→ What is being asked:
In the listing below, count each line containing "initialer" and answer with the count only.

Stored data
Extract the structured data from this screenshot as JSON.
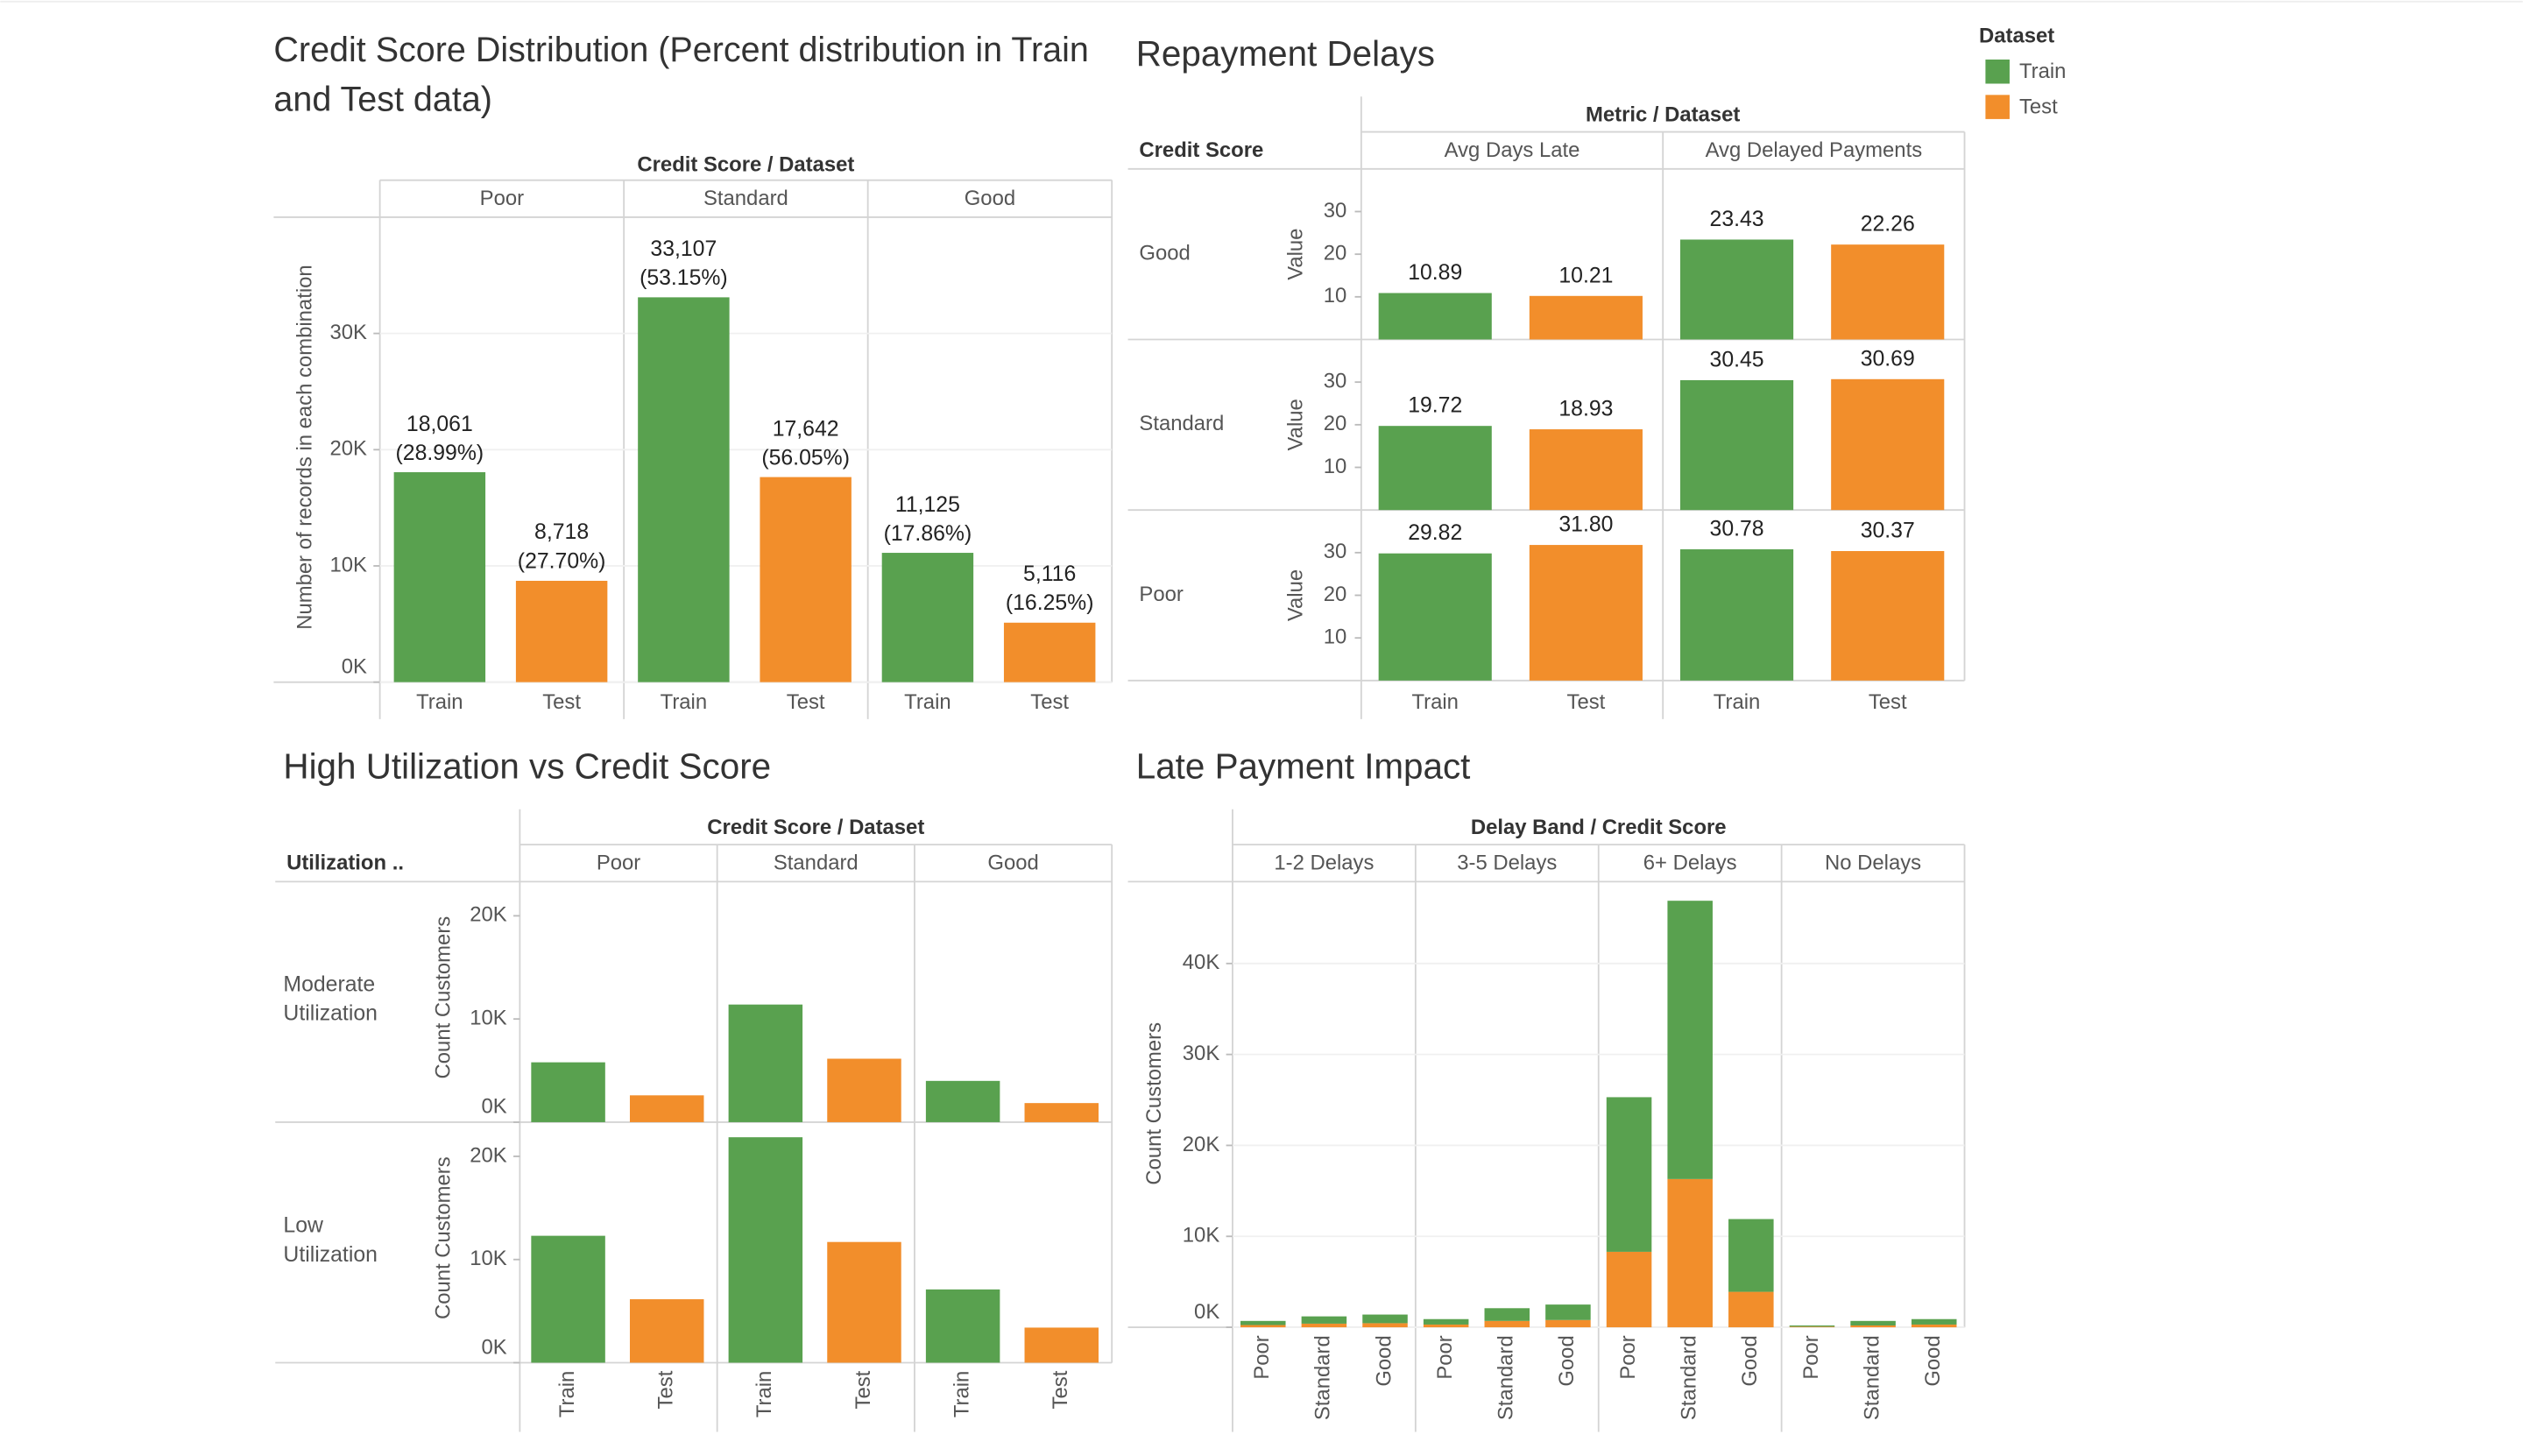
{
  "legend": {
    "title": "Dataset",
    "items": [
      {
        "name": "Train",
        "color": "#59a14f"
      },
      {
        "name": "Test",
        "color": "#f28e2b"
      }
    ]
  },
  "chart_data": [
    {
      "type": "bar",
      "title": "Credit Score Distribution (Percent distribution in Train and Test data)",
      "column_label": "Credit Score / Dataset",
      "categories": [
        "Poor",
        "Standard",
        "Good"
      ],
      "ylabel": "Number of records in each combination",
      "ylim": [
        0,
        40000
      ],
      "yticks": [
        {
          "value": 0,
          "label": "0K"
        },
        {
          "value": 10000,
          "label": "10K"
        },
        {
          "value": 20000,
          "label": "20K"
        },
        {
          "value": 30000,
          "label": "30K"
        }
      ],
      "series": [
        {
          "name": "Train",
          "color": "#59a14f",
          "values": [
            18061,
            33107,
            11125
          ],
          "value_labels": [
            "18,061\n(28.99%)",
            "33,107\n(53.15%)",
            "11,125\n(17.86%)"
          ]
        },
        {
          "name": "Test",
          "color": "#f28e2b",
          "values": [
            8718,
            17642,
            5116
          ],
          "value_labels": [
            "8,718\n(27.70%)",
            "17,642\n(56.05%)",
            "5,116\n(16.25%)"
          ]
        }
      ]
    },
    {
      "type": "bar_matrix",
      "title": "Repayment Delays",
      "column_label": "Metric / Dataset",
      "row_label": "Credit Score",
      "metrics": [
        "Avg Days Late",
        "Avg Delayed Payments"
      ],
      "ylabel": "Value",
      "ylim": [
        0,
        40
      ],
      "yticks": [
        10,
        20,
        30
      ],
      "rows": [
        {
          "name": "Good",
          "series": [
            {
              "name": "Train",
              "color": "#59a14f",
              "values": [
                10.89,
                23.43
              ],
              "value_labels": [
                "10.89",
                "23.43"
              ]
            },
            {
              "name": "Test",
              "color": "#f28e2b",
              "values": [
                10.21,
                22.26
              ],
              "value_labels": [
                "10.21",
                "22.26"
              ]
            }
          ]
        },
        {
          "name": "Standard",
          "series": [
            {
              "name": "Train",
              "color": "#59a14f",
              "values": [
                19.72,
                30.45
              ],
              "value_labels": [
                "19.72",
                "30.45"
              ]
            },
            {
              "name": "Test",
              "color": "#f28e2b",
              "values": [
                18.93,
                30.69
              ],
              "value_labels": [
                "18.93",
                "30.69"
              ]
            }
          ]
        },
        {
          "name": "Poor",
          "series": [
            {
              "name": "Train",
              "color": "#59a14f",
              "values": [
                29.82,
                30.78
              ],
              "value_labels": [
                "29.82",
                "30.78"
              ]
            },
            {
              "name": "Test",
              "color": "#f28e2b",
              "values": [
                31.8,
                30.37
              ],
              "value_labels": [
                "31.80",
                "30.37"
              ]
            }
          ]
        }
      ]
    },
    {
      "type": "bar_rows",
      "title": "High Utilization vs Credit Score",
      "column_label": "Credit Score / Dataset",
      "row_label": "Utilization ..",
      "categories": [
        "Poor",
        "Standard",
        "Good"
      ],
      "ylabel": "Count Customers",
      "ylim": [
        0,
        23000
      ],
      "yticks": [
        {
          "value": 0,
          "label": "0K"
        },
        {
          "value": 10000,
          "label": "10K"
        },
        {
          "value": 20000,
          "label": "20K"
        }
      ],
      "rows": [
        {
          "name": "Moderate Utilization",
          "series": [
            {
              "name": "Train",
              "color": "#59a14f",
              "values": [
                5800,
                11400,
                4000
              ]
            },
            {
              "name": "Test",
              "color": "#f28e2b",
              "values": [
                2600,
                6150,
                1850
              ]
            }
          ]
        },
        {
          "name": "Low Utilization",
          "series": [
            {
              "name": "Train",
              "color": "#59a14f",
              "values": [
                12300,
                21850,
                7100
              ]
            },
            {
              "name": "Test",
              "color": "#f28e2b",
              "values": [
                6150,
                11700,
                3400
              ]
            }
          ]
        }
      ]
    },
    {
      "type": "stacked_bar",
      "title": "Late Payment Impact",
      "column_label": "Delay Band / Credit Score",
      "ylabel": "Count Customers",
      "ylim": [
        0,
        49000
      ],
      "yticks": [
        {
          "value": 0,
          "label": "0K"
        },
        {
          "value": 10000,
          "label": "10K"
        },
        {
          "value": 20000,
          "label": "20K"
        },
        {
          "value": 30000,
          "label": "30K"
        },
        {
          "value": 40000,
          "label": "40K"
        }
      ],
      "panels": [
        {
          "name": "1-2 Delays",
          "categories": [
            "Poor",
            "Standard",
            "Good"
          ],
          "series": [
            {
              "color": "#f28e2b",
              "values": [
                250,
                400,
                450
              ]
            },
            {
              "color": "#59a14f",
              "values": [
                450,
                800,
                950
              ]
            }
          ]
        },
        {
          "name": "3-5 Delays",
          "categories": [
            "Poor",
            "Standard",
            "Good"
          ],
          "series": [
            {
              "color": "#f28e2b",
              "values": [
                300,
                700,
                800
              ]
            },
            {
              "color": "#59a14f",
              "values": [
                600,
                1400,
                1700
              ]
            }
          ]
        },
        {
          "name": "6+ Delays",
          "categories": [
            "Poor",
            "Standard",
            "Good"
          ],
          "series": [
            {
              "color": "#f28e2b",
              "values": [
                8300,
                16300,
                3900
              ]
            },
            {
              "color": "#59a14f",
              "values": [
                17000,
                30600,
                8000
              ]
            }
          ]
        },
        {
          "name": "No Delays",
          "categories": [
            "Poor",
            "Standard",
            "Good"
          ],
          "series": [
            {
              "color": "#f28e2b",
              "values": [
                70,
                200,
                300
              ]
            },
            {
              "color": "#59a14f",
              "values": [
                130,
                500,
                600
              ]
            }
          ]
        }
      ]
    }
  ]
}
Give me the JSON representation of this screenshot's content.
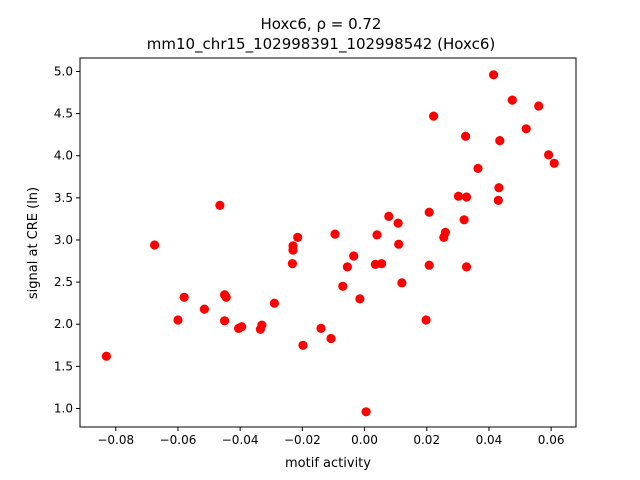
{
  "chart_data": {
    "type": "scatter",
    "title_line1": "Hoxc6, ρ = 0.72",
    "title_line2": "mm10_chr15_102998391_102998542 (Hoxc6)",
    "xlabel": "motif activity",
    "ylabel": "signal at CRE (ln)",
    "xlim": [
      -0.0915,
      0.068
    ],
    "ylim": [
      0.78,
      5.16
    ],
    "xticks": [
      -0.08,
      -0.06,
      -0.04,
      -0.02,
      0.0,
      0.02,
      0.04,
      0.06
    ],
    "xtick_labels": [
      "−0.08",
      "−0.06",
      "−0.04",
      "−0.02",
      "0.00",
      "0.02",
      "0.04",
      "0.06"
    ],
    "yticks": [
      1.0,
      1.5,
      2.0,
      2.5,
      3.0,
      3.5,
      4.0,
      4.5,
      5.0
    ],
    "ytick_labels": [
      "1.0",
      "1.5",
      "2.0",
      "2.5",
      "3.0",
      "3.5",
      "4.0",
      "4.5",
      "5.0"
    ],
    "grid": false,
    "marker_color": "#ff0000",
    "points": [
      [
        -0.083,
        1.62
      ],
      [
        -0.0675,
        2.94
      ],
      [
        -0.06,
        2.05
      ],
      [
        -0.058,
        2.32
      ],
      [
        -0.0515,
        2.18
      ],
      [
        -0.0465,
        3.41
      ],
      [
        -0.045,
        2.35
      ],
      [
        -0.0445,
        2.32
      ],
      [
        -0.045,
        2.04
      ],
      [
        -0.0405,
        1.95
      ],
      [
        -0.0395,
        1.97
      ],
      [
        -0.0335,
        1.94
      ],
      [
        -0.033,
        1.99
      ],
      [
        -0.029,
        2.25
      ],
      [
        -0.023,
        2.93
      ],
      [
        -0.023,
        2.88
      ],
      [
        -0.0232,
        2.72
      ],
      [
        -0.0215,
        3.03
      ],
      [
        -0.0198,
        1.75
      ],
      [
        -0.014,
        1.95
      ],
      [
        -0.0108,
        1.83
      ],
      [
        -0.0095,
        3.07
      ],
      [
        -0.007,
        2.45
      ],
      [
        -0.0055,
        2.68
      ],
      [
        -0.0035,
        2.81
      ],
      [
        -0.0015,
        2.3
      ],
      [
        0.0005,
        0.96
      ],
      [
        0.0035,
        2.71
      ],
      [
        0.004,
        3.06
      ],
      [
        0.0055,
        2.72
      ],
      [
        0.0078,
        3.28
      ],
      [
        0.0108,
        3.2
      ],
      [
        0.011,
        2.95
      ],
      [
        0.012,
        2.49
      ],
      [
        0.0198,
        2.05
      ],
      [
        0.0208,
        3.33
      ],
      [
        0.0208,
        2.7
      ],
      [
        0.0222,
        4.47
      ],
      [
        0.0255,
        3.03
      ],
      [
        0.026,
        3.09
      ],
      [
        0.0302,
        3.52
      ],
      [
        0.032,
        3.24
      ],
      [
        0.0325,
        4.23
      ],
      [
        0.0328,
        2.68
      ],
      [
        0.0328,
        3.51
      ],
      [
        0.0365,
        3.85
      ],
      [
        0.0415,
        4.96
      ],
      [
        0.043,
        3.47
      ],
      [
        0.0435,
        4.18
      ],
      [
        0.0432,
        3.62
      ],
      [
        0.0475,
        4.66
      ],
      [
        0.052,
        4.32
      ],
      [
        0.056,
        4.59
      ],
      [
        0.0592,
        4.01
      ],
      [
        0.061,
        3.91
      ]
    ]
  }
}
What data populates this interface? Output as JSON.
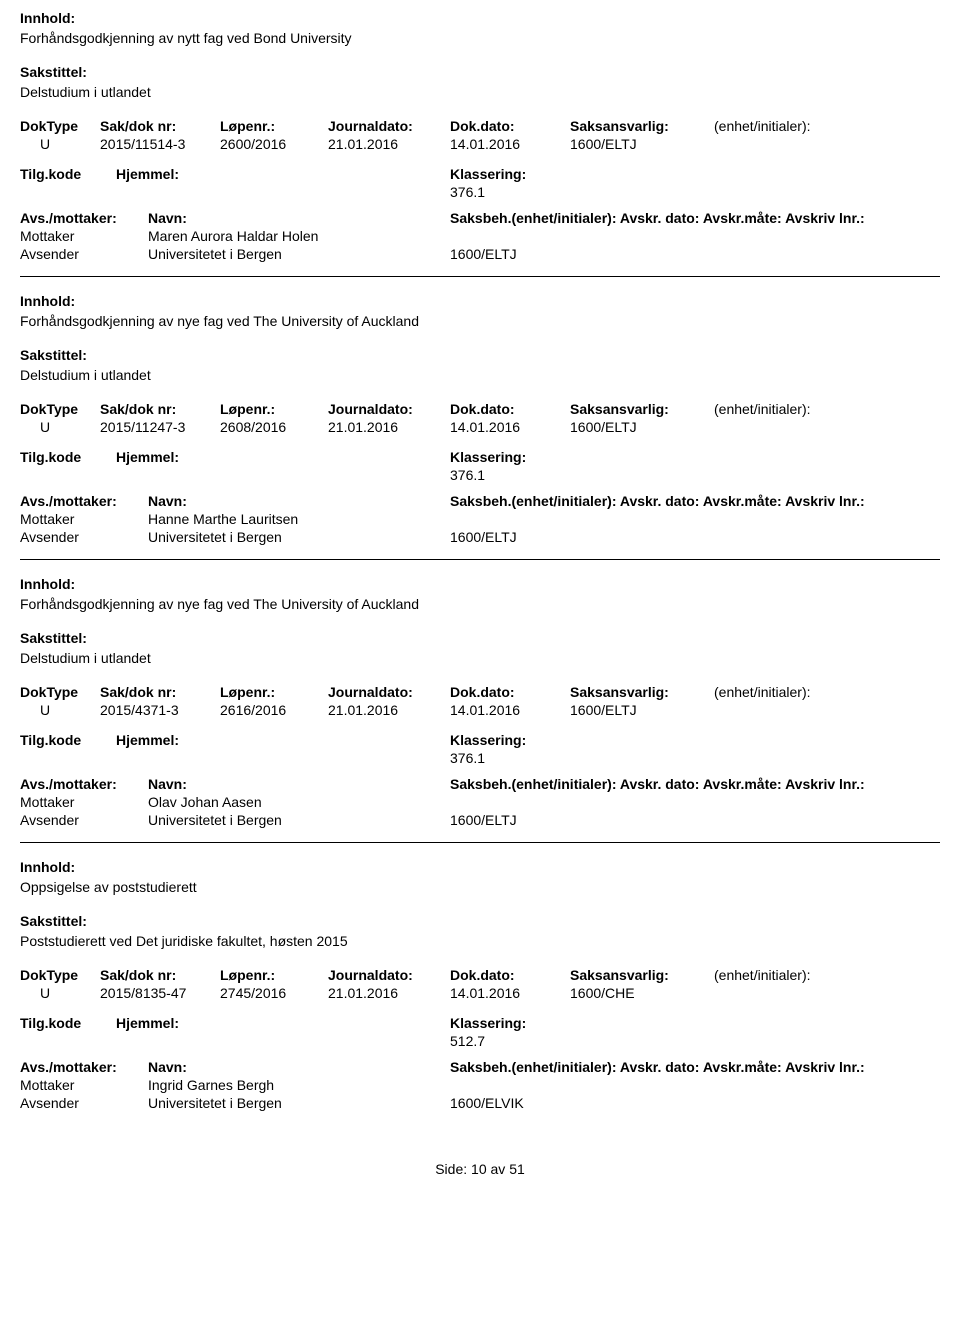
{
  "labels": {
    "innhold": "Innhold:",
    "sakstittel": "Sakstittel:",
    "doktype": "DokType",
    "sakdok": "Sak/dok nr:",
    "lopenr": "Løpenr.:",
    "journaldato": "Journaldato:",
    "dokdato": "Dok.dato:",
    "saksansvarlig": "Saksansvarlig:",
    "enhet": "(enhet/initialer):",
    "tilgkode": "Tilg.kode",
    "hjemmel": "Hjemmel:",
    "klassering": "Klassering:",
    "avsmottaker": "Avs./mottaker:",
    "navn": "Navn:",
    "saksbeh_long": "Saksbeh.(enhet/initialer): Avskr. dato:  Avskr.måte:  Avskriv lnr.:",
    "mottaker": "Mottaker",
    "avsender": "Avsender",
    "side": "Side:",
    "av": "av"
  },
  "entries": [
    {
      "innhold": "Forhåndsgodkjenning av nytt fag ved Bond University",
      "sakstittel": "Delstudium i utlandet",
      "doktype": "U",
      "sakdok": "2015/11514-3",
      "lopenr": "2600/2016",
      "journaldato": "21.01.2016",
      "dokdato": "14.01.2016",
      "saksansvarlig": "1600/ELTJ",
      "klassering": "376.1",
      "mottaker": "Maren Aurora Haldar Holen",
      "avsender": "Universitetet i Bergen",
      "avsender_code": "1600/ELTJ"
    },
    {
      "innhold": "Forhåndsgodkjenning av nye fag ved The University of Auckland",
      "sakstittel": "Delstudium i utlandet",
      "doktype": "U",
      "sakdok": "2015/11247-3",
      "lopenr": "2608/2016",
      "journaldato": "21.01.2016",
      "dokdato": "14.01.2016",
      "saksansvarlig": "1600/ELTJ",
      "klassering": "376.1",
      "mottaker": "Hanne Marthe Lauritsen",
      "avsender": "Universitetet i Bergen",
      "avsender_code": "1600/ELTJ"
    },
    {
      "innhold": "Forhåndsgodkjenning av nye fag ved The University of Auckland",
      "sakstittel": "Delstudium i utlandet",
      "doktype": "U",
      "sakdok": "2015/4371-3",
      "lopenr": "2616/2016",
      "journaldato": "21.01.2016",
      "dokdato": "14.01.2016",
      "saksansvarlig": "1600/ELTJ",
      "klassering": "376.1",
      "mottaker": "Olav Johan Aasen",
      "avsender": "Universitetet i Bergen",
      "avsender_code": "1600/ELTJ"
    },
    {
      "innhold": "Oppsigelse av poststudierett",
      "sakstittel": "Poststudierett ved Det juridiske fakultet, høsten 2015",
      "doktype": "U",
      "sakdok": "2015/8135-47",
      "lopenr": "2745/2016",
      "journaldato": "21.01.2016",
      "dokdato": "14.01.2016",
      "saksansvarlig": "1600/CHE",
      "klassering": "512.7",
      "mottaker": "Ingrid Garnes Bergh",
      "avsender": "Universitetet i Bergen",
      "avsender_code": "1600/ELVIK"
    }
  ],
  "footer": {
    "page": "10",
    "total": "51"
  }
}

→ Complete output:
2